• [Data shown]
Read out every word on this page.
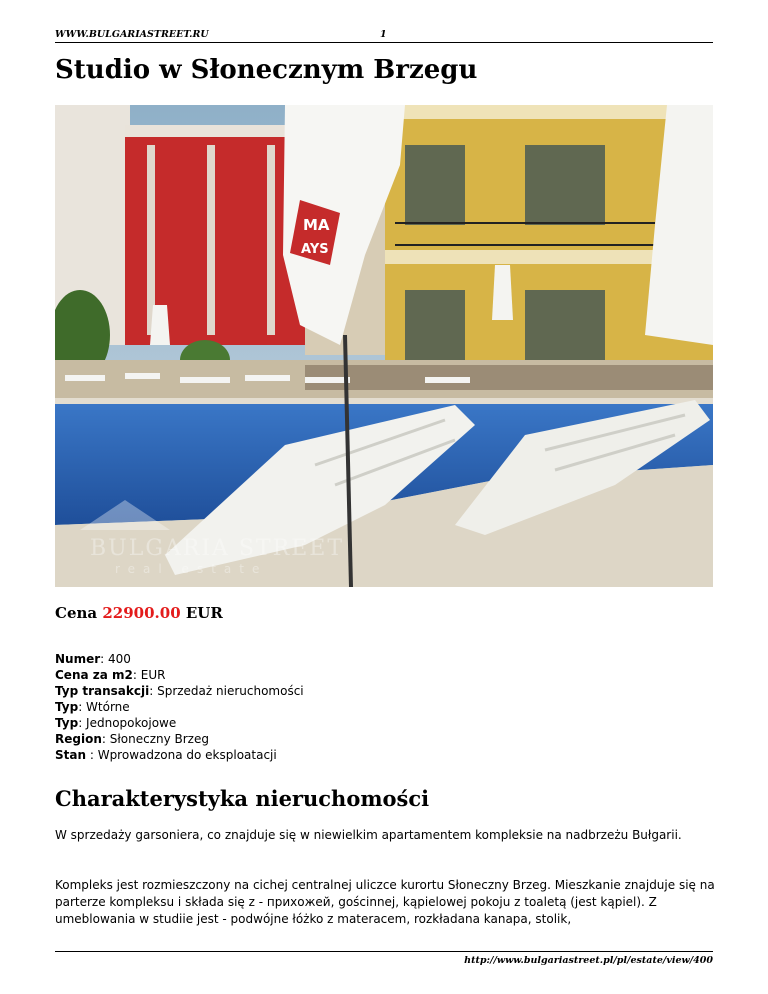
WWW.BULGARIASTREET.RU	1
Studio w Słonecznym Brzegu
MA
AYS
BULGARIA STREET
real estate
Cena 22900.00 EUR
Numer: 400
Cena za m2: EUR
Typ transakcji: Sprzedaż nieruchomości
Typ: Wtórne
Typ: Jednopokojowe
Region: Słoneczny Brzeg
Stan : Wprowadzona do eksploatacji
Charakterystyka nieruchomości

W sprzedaży garsoniera, co znajduje się w niewielkim apartamentem kompleksie na nadbrzeżu Bułgarii.

Kompleks jest rozmieszczony na cichej centralnej uliczce kurortu Słoneczny Brzeg. Mieszkanie znajduje się na parterze kompleksu i składa się z - прихожей, gościnnej, kąpielowej pokoju z toaletą (jest kąpiel). Z umeblowania w studiie jest - podwójne łóżko z materacem, rozkładana kanapa, stolik,

http://www.bulgariastreet.pl/pl/estate/view/400
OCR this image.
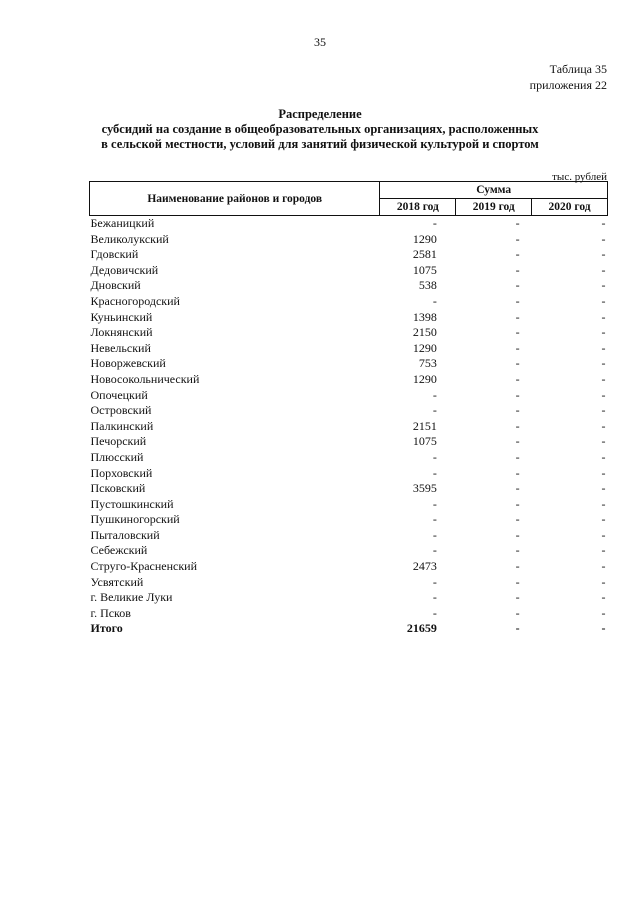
35
Таблица 35
приложения 22
Распределение
субсидий на создание в общеобразовательных организациях, расположенных
в сельской местности, условий для занятий физической культурой и спортом
тыс. рублей
Наименование районов и городов	Сумма		
	2018 год	2019 год	2020 год
Бежаницкий	-	-	-
Великолукский	1290	-	-
Гдовский	2581	-	-
Дедовичский	1075	-	-
Дновский	538	-	-
Красногородский	-	-	-
Куньинский	1398	-	-
Локнянский	2150	-	-
Невельский	1290	-	-
Новоржевский	753	-	-
Новосокольнический	1290	-	-
Опочецкий	-	-	-
Островский	-	-	-
Палкинский	2151	-	-
Печорский	1075	-	-
Плюсский	-	-	-
Порховский	-	-	-
Псковский	3595	-	-
Пустошкинский	-	-	-
Пушкиногорский	-	-	-
Пыталовский	-	-	-
Себежский	-	-	-
Струго-Красненский	2473	-	-
Усвятский	-	-	-
г. Великие Луки	-	-	-
г. Псков	-	-	-
Итого	21659	-	-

• [Set problem]
Repeat the data exactly in full, omitting its pictures.

• [Solution for this exercise]
Read out every word on this page.
WWW.BULGARIASTREET.RU	1
Studio w Słonecznym Brzegu
MA
AYS
BULGARIA STREET
real estate
Cena 22900.00 EUR
Numer: 400
Cena za m2: EUR
Typ transakcji: Sprzedaż nieruchomości
Typ: Wtórne
Typ: Jednopokojowe
Region: Słoneczny Brzeg
Stan : Wprowadzona do eksploatacji
Charakterystyka nieruchomości

W sprzedaży garsoniera, co znajduje się w niewielkim apartamentem kompleksie na nadbrzeżu Bułgarii.

Kompleks jest rozmieszczony na cichej centralnej uliczce kurortu Słoneczny Brzeg. Mieszkanie znajduje się na parterze kompleksu i składa się z - прихожей, gościnnej, kąpielowej pokoju z toaletą (jest kąpiel). Z umeblowania w studiie jest - podwójne łóżko z materacem, rozkładana kanapa, stolik,

http://www.bulgariastreet.pl/pl/estate/view/400
OCR this image.
35
Таблица 35
приложения 22
Распределение
субсидий на создание в общеобразовательных организациях, расположенных
в сельской местности, условий для занятий физической культурой и спортом
тыс. рублей
Наименование районов и городов	Сумма		
	2018 год	2019 год	2020 год
Бежаницкий	-	-	-
Великолукский	1290	-	-
Гдовский	2581	-	-
Дедовичский	1075	-	-
Дновский	538	-	-
Красногородский	-	-	-
Куньинский	1398	-	-
Локнянский	2150	-	-
Невельский	1290	-	-
Новоржевский	753	-	-
Новосокольнический	1290	-	-
Опочецкий	-	-	-
Островский	-	-	-
Палкинский	2151	-	-
Печорский	1075	-	-
Плюсский	-	-	-
Порховский	-	-	-
Псковский	3595	-	-
Пустошкинский	-	-	-
Пушкиногорский	-	-	-
Пыталовский	-	-	-
Себежский	-	-	-
Струго-Красненский	2473	-	-
Усвятский	-	-	-
г. Великие Луки	-	-	-
г. Псков	-	-	-
Итого	21659	-	-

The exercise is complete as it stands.